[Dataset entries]

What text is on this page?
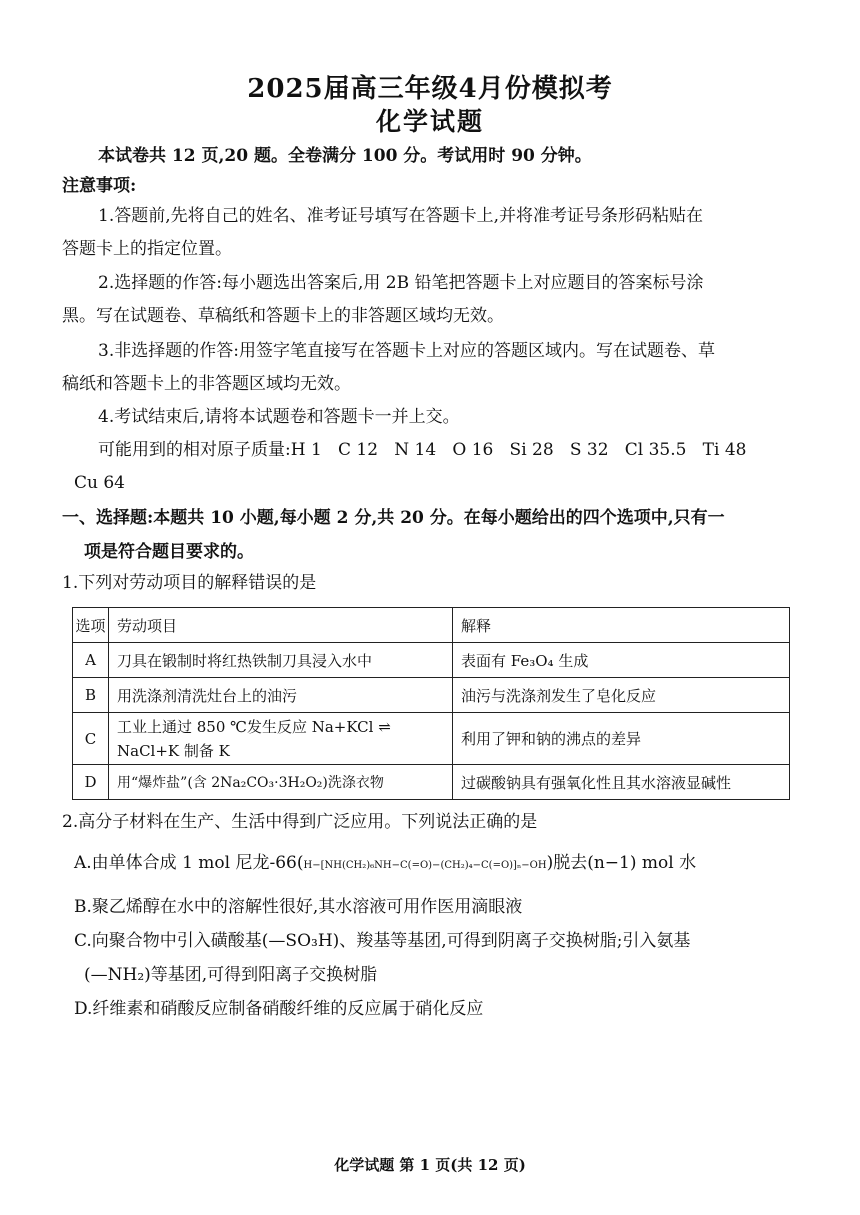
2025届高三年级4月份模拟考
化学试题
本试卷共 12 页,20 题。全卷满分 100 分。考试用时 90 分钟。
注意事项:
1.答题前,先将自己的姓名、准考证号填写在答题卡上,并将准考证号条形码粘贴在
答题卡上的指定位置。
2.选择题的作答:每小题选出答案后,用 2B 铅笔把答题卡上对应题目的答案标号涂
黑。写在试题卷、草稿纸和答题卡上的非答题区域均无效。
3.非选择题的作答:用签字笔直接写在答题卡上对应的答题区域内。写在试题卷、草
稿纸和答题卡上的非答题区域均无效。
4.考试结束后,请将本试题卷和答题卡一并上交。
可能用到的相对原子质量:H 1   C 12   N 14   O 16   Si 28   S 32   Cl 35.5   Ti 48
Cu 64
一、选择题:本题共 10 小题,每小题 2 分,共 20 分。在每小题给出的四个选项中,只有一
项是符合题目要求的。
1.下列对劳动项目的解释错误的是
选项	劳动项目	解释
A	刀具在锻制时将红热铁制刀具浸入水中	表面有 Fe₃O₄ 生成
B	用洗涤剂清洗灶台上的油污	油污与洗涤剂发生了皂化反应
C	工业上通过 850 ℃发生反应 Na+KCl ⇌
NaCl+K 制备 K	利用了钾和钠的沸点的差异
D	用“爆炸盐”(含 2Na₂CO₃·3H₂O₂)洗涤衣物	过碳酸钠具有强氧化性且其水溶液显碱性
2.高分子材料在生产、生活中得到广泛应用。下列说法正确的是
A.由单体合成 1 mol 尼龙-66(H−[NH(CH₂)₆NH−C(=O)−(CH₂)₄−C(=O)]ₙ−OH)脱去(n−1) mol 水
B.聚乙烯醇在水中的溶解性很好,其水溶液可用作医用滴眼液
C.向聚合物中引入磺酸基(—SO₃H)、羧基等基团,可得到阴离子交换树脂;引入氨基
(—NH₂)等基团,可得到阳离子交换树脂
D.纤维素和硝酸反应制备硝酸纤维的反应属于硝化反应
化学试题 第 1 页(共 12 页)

--

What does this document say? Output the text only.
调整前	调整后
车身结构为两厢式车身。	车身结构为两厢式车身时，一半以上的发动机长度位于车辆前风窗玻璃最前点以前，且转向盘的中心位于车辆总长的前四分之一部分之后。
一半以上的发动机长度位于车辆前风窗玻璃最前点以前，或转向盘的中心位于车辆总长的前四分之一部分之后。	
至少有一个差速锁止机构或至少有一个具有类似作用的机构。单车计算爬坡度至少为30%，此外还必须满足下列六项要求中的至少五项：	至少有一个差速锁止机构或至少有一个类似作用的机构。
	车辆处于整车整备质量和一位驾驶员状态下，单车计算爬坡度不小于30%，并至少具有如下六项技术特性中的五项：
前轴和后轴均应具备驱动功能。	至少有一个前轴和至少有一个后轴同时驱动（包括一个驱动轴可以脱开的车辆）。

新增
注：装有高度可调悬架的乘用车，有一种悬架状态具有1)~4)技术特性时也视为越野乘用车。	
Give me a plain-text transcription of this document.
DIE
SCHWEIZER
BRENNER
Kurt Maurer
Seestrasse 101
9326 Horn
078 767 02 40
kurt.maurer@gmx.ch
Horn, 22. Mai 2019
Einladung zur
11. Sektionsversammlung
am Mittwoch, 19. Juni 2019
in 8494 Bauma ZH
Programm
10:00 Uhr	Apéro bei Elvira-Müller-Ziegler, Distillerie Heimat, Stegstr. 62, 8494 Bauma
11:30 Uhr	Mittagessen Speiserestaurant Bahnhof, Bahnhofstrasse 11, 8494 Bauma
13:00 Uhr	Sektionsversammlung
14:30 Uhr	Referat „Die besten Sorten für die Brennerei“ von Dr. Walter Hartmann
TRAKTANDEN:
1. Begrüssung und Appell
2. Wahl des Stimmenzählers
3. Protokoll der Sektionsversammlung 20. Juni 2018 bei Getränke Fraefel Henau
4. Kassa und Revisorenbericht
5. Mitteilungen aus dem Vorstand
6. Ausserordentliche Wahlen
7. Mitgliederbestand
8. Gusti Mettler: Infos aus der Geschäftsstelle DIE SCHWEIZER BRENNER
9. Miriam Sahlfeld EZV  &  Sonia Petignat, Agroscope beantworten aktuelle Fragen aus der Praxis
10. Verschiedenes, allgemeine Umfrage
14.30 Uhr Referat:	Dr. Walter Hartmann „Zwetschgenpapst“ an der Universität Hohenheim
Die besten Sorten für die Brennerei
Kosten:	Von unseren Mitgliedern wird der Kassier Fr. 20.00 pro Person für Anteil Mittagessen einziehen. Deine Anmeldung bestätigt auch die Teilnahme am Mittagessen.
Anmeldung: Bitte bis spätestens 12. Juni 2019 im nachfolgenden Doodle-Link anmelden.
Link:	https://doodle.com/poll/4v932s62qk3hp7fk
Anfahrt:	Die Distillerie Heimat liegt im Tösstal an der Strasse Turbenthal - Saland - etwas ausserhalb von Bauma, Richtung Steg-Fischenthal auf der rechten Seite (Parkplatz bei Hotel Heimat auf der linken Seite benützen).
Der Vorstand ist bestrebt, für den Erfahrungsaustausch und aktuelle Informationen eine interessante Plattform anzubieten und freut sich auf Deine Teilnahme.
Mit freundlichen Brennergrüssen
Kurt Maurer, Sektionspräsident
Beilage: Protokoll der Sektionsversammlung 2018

DIRECTIONS —
All lines in the data that contain the word "Bauma" should be copied.

ANSWER TO THE TASK —
in 8494 Bauma ZH
10:00 Uhr	Apéro bei Elvira-Müller-Ziegler, Distillerie Heimat, Stegstr. 62, 8494 Bauma
11:30 Uhr	Mittagessen Speiserestaurant Bahnhof, Bahnhofstrasse 11, 8494 Bauma
Anfahrt:	Die Distillerie Heimat liegt im Tösstal an der Strasse Turbenthal - Saland - etwas ausserhalb von Bauma, Richtung Steg-Fischenthal auf der rechten Seite (Parkplatz bei Hotel Heimat auf der linken Seite benützen).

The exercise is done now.